→ **REQUIRED WORK**: The records that follow should be retyped word for word.

→ **EXERCISE DATA**:

--- --- ---

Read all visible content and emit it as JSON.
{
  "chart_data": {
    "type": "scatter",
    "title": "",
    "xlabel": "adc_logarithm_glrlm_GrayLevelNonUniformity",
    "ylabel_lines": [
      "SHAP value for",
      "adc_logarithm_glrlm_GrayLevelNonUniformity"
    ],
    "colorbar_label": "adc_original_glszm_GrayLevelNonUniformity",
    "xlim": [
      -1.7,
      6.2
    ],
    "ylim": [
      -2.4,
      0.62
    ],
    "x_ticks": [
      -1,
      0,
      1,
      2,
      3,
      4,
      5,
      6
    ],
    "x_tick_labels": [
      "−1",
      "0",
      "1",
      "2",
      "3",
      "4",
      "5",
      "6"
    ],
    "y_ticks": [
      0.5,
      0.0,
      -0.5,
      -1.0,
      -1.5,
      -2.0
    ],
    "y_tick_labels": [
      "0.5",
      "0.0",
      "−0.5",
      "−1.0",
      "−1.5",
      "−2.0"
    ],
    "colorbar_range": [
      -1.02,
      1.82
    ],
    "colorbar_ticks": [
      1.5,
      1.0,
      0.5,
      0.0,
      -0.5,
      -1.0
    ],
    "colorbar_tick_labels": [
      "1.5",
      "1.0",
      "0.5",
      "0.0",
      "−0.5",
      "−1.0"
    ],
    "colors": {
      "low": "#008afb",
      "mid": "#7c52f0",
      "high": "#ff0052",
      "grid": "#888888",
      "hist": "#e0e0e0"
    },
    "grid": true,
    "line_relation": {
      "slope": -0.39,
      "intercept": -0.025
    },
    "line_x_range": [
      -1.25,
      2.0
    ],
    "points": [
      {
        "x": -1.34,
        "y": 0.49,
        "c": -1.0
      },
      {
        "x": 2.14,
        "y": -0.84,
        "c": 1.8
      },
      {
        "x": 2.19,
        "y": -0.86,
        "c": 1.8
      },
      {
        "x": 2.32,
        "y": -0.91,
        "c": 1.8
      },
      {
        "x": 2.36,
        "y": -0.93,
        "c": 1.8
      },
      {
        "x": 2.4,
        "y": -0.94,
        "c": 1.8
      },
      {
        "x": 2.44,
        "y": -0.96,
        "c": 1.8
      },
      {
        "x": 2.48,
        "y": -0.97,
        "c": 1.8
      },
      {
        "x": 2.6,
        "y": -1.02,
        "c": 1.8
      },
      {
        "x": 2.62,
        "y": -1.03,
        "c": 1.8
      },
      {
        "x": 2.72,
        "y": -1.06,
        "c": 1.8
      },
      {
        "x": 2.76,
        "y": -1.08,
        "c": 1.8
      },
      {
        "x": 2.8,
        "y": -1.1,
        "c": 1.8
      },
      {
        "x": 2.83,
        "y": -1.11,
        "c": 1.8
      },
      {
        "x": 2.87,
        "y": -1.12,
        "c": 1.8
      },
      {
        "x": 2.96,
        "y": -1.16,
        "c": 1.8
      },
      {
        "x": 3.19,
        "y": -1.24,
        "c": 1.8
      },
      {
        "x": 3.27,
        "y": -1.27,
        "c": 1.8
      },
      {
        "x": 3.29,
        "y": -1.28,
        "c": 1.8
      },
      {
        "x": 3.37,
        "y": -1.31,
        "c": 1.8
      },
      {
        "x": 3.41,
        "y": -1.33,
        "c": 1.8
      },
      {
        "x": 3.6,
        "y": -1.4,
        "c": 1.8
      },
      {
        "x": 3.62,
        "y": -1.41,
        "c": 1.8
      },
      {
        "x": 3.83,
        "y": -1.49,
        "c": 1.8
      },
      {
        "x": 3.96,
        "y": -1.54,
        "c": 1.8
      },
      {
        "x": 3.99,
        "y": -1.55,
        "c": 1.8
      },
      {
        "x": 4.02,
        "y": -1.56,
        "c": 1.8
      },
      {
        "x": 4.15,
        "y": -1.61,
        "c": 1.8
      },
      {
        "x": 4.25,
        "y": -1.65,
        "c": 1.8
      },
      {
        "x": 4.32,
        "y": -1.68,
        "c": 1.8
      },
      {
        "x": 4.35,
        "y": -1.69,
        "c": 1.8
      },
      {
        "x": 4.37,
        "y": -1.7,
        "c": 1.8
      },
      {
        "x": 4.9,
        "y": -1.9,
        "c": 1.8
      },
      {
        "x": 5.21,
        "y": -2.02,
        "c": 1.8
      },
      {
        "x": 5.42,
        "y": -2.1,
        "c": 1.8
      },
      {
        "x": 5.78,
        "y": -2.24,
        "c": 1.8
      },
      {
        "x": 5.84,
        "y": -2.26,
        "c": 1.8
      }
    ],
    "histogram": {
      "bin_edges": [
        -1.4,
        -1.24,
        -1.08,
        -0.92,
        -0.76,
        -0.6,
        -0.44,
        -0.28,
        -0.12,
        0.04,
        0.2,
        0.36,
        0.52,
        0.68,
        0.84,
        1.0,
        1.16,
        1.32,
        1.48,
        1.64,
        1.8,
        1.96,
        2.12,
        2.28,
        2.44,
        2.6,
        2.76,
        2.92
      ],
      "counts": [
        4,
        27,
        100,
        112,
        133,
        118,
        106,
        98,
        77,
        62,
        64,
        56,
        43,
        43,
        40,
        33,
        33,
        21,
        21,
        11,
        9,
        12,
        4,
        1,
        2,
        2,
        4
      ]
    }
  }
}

--- --- ---

→ **TASK SOLUTION**:
Read all visible content and emit it as JSON.
{
  "chart_data": {
    "type": "scatter",
    "title": "",
    "xlabel": "adc_logarithm_glrlm_GrayLevelNonUniformity",
    "ylabel_lines": [
      "SHAP value for",
      "adc_logarithm_glrlm_GrayLevelNonUniformity"
    ],
    "colorbar_label": "adc_original_glszm_GrayLevelNonUniformity",
    "xlim": [
      -1.7,
      6.2
    ],
    "ylim": [
      -2.4,
      0.62
    ],
    "x_ticks": [
      -1,
      0,
      1,
      2,
      3,
      4,
      5,
      6
    ],
    "x_tick_labels": [
      "−1",
      "0",
      "1",
      "2",
      "3",
      "4",
      "5",
      "6"
    ],
    "y_ticks": [
      0.5,
      0.0,
      -0.5,
      -1.0,
      -1.5,
      -2.0
    ],
    "y_tick_labels": [
      "0.5",
      "0.0",
      "−0.5",
      "−1.0",
      "−1.5",
      "−2.0"
    ],
    "colorbar_range": [
      -1.02,
      1.82
    ],
    "colorbar_ticks": [
      1.5,
      1.0,
      0.5,
      0.0,
      -0.5,
      -1.0
    ],
    "colorbar_tick_labels": [
      "1.5",
      "1.0",
      "0.5",
      "0.0",
      "−0.5",
      "−1.0"
    ],
    "colors": {
      "low": "#008afb",
      "mid": "#7c52f0",
      "high": "#ff0052",
      "grid": "#888888",
      "hist": "#e0e0e0"
    },
    "grid": true,
    "line_relation": {
      "slope": -0.39,
      "intercept": -0.025
    },
    "line_x_range": [
      -1.25,
      2.0
    ],
    "points": [
      {
        "x": -1.34,
        "y": 0.49,
        "c": -1.0
      },
      {
        "x": 2.14,
        "y": -0.84,
        "c": 1.8
      },
      {
        "x": 2.19,
        "y": -0.86,
        "c": 1.8
      },
      {
        "x": 2.32,
        "y": -0.91,
        "c": 1.8
      },
      {
        "x": 2.36,
        "y": -0.93,
        "c": 1.8
      },
      {
        "x": 2.4,
        "y": -0.94,
        "c": 1.8
      },
      {
        "x": 2.44,
        "y": -0.96,
        "c": 1.8
      },
      {
        "x": 2.48,
        "y": -0.97,
        "c": 1.8
      },
      {
        "x": 2.6,
        "y": -1.02,
        "c": 1.8
      },
      {
        "x": 2.62,
        "y": -1.03,
        "c": 1.8
      },
      {
        "x": 2.72,
        "y": -1.06,
        "c": 1.8
      },
      {
        "x": 2.76,
        "y": -1.08,
        "c": 1.8
      },
      {
        "x": 2.8,
        "y": -1.1,
        "c": 1.8
      },
      {
        "x": 2.83,
        "y": -1.11,
        "c": 1.8
      },
      {
        "x": 2.87,
        "y": -1.12,
        "c": 1.8
      },
      {
        "x": 2.96,
        "y": -1.16,
        "c": 1.8
      },
      {
        "x": 3.19,
        "y": -1.24,
        "c": 1.8
      },
      {
        "x": 3.27,
        "y": -1.27,
        "c": 1.8
      },
      {
        "x": 3.29,
        "y": -1.28,
        "c": 1.8
      },
      {
        "x": 3.37,
        "y": -1.31,
        "c": 1.8
      },
      {
        "x": 3.41,
        "y": -1.33,
        "c": 1.8
      },
      {
        "x": 3.6,
        "y": -1.4,
        "c": 1.8
      },
      {
        "x": 3.62,
        "y": -1.41,
        "c": 1.8
      },
      {
        "x": 3.83,
        "y": -1.49,
        "c": 1.8
      },
      {
        "x": 3.96,
        "y": -1.54,
        "c": 1.8
      },
      {
        "x": 3.99,
        "y": -1.55,
        "c": 1.8
      },
      {
        "x": 4.02,
        "y": -1.56,
        "c": 1.8
      },
      {
        "x": 4.15,
        "y": -1.61,
        "c": 1.8
      },
      {
        "x": 4.25,
        "y": -1.65,
        "c": 1.8
      },
      {
        "x": 4.32,
        "y": -1.68,
        "c": 1.8
      },
      {
        "x": 4.35,
        "y": -1.69,
        "c": 1.8
      },
      {
        "x": 4.37,
        "y": -1.7,
        "c": 1.8
      },
      {
        "x": 4.9,
        "y": -1.9,
        "c": 1.8
      },
      {
        "x": 5.21,
        "y": -2.02,
        "c": 1.8
      },
      {
        "x": 5.42,
        "y": -2.1,
        "c": 1.8
      },
      {
        "x": 5.78,
        "y": -2.24,
        "c": 1.8
      },
      {
        "x": 5.84,
        "y": -2.26,
        "c": 1.8
      }
    ],
    "histogram": {
      "bin_edges": [
        -1.4,
        -1.24,
        -1.08,
        -0.92,
        -0.76,
        -0.6,
        -0.44,
        -0.28,
        -0.12,
        0.04,
        0.2,
        0.36,
        0.52,
        0.68,
        0.84,
        1.0,
        1.16,
        1.32,
        1.48,
        1.64,
        1.8,
        1.96,
        2.12,
        2.28,
        2.44,
        2.6,
        2.76,
        2.92
      ],
      "counts": [
        4,
        27,
        100,
        112,
        133,
        118,
        106,
        98,
        77,
        62,
        64,
        56,
        43,
        43,
        40,
        33,
        33,
        21,
        21,
        11,
        9,
        12,
        4,
        1,
        2,
        2,
        4
      ]
    }
  }
}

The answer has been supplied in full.